* Figure contents as structured data
* Start *

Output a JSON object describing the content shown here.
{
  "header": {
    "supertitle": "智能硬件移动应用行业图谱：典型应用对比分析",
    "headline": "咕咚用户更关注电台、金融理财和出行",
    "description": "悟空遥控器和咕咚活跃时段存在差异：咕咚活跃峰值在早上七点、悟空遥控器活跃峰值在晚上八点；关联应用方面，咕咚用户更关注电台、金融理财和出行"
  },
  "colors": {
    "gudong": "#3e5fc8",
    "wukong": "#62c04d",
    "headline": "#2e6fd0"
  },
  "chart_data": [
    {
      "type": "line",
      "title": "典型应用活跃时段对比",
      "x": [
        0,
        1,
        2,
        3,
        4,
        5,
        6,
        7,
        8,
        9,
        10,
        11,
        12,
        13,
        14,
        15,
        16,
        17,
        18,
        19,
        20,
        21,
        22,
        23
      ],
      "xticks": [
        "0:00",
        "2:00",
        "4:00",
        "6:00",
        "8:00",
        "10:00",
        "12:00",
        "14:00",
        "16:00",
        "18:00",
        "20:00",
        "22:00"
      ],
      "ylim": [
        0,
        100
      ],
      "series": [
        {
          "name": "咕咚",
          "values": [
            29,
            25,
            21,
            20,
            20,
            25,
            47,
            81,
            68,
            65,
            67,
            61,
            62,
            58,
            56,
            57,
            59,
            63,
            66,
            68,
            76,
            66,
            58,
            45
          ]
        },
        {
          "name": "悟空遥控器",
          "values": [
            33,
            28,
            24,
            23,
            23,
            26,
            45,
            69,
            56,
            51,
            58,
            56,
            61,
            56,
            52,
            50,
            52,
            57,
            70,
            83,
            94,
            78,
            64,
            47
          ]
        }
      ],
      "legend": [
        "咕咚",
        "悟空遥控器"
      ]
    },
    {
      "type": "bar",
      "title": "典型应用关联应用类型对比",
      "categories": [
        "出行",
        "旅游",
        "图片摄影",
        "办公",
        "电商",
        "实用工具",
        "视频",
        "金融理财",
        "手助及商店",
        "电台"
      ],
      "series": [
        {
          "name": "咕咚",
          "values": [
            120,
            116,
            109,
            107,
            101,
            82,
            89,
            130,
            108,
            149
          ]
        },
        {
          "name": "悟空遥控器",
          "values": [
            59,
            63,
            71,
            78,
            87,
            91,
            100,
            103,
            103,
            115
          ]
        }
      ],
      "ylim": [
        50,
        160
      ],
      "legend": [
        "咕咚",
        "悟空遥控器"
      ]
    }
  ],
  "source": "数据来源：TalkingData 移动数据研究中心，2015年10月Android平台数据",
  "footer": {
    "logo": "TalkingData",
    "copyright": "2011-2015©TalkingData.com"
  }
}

* End *

* DIRECTIVE
Every line of the data above should be reproduced word for word.

* SOLUTION FOR THIS TASK
Output a JSON object describing the content shown here.
{
  "header": {
    "supertitle": "智能硬件移动应用行业图谱：典型应用对比分析",
    "headline": "咕咚用户更关注电台、金融理财和出行",
    "description": "悟空遥控器和咕咚活跃时段存在差异：咕咚活跃峰值在早上七点、悟空遥控器活跃峰值在晚上八点；关联应用方面，咕咚用户更关注电台、金融理财和出行"
  },
  "colors": {
    "gudong": "#3e5fc8",
    "wukong": "#62c04d",
    "headline": "#2e6fd0"
  },
  "chart_data": [
    {
      "type": "line",
      "title": "典型应用活跃时段对比",
      "x": [
        0,
        1,
        2,
        3,
        4,
        5,
        6,
        7,
        8,
        9,
        10,
        11,
        12,
        13,
        14,
        15,
        16,
        17,
        18,
        19,
        20,
        21,
        22,
        23
      ],
      "xticks": [
        "0:00",
        "2:00",
        "4:00",
        "6:00",
        "8:00",
        "10:00",
        "12:00",
        "14:00",
        "16:00",
        "18:00",
        "20:00",
        "22:00"
      ],
      "ylim": [
        0,
        100
      ],
      "series": [
        {
          "name": "咕咚",
          "values": [
            29,
            25,
            21,
            20,
            20,
            25,
            47,
            81,
            68,
            65,
            67,
            61,
            62,
            58,
            56,
            57,
            59,
            63,
            66,
            68,
            76,
            66,
            58,
            45
          ]
        },
        {
          "name": "悟空遥控器",
          "values": [
            33,
            28,
            24,
            23,
            23,
            26,
            45,
            69,
            56,
            51,
            58,
            56,
            61,
            56,
            52,
            50,
            52,
            57,
            70,
            83,
            94,
            78,
            64,
            47
          ]
        }
      ],
      "legend": [
        "咕咚",
        "悟空遥控器"
      ]
    },
    {
      "type": "bar",
      "title": "典型应用关联应用类型对比",
      "categories": [
        "出行",
        "旅游",
        "图片摄影",
        "办公",
        "电商",
        "实用工具",
        "视频",
        "金融理财",
        "手助及商店",
        "电台"
      ],
      "series": [
        {
          "name": "咕咚",
          "values": [
            120,
            116,
            109,
            107,
            101,
            82,
            89,
            130,
            108,
            149
          ]
        },
        {
          "name": "悟空遥控器",
          "values": [
            59,
            63,
            71,
            78,
            87,
            91,
            100,
            103,
            103,
            115
          ]
        }
      ],
      "ylim": [
        50,
        160
      ],
      "legend": [
        "咕咚",
        "悟空遥控器"
      ]
    }
  ],
  "source": "数据来源：TalkingData 移动数据研究中心，2015年10月Android平台数据",
  "footer": {
    "logo": "TalkingData",
    "copyright": "2011-2015©TalkingData.com"
  }
}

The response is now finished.